Welles gives one of the most towering performances of his career. Certainty it’s up there with his extended cameo in Carol Reed’s The Third Man as one of his best performances that he himself did not direct. He commands the courtroom with a long speech begging for mercy for the young men, there are no histrionics from him and no over-acting. A year earlier he gave a masterful performance in his own film, Touch Of Evil. But even that, one of the best of his career, was full of clever hammy tricks. Though incredibly entertaining it’s much different than his more subdued yet still powerful work in Compulsion. It’s interesting that Welles, deservingly, will always be remembered as truly one of the five most important directors of all time and maybe the most influential American director ever. But Compulsion reminds us that he was also a great actor (I mean, if after his epic performance in his own Citizen Kane, we still need to be reminded). In ’59 with the Brandos and the Newmans having changed what we now consider great film acting, Welles was able to keep up, when he tried. Frankly though, Welles would continue popping up in other filmmakers' work for the next twenty-something years. Sadly Compulsion would prove to be his last significant performance.

- _Data excerpts_:
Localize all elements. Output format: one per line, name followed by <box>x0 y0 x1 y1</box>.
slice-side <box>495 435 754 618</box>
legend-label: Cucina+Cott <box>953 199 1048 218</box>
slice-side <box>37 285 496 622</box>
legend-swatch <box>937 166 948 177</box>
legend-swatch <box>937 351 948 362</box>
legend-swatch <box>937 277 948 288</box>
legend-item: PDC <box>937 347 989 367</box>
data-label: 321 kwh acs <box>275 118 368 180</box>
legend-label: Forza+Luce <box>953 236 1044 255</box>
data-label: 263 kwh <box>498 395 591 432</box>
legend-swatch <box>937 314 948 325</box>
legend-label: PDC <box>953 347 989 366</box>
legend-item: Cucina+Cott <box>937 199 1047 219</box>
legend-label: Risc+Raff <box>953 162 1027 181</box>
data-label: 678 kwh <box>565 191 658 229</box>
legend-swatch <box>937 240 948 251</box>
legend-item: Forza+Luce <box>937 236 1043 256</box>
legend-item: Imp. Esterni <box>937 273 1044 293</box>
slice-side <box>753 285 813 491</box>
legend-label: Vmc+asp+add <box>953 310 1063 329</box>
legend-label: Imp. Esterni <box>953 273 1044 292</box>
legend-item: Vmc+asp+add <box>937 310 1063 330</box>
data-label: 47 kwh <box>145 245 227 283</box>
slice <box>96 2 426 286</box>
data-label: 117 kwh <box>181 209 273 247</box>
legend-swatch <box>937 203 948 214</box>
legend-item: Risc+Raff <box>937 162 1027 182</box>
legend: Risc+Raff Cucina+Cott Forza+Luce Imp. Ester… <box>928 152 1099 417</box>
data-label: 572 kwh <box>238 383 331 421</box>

- _Task list_:
1. Reproduce the records verbatim, from their first line through the line containing "legend: Risc+Raff Cucina+Cott", including both ends.
2. Pick up the review of Welles's performance in Compulsion after its last sentence and keep writing it.

- _Answers to the exercises_:
1.
Localize all elements. Output format: one per line, name followed by <box>x0 y0 x1 y1</box>.
slice-side <box>495 435 754 618</box>
legend-label: Cucina+Cott <box>953 199 1048 218</box>
slice-side <box>37 285 496 622</box>
legend-swatch <box>937 166 948 177</box>
legend-swatch <box>937 351 948 362</box>
legend-swatch <box>937 277 948 288</box>
legend-item: PDC <box>937 347 989 367</box>
data-label: 321 kwh acs <box>275 118 368 180</box>
legend-label: Forza+Luce <box>953 236 1044 255</box>
data-label: 263 kwh <box>498 395 591 432</box>
legend-swatch <box>937 314 948 325</box>
legend-label: PDC <box>953 347 989 366</box>
legend-item: Cucina+Cott <box>937 199 1047 219</box>
legend-label: Risc+Raff <box>953 162 1027 181</box>
data-label: 678 kwh <box>565 191 658 229</box>
legend-swatch <box>937 240 948 251</box>
legend-item: Forza+Luce <box>937 236 1043 256</box>
legend-item: Imp. Esterni <box>937 273 1044 293</box>
slice-side <box>753 285 813 491</box>
legend-label: Vmc+asp+add <box>953 310 1063 329</box>
legend-label: Imp. Esterni <box>953 273 1044 292</box>
legend-item: Vmc+asp+add <box>937 310 1063 330</box>
data-label: 47 kwh <box>145 245 227 283</box>
slice <box>96 2 426 286</box>
data-label: 117 kwh <box>181 209 273 247</box>
legend-swatch <box>937 203 948 214</box>
legend-item: Risc+Raff <box>937 162 1027 182</box>
legend: Risc+Raff Cucina+Cott Forza+Luce Imp. Ester… <box>928 152 1099 417</box>

2.
Compulsion may feel slightly tied down by the then fading sexual constrictions on film. There is a slightly shocking scene where Judd rather sheepishly tries to molest (or rape) Sid’s innocent girlfriend, Ruth (Diane Varsi), but instead of violation, she takes pity on him. It’s the film's way of addressing Judd’s sexual disjunction without pushing his apparent homosexuality (other than timid overtones in his and Artie’s relationship, which by today’s ears seem obvious). Films about Leopold and Loeb since have gone further to establish their homosexuality but that has not made them more accomplished. It may be a case of less is more, and helps give Compulsion a deeper whiff of mystery and makes it a solid courtroom/crime movie.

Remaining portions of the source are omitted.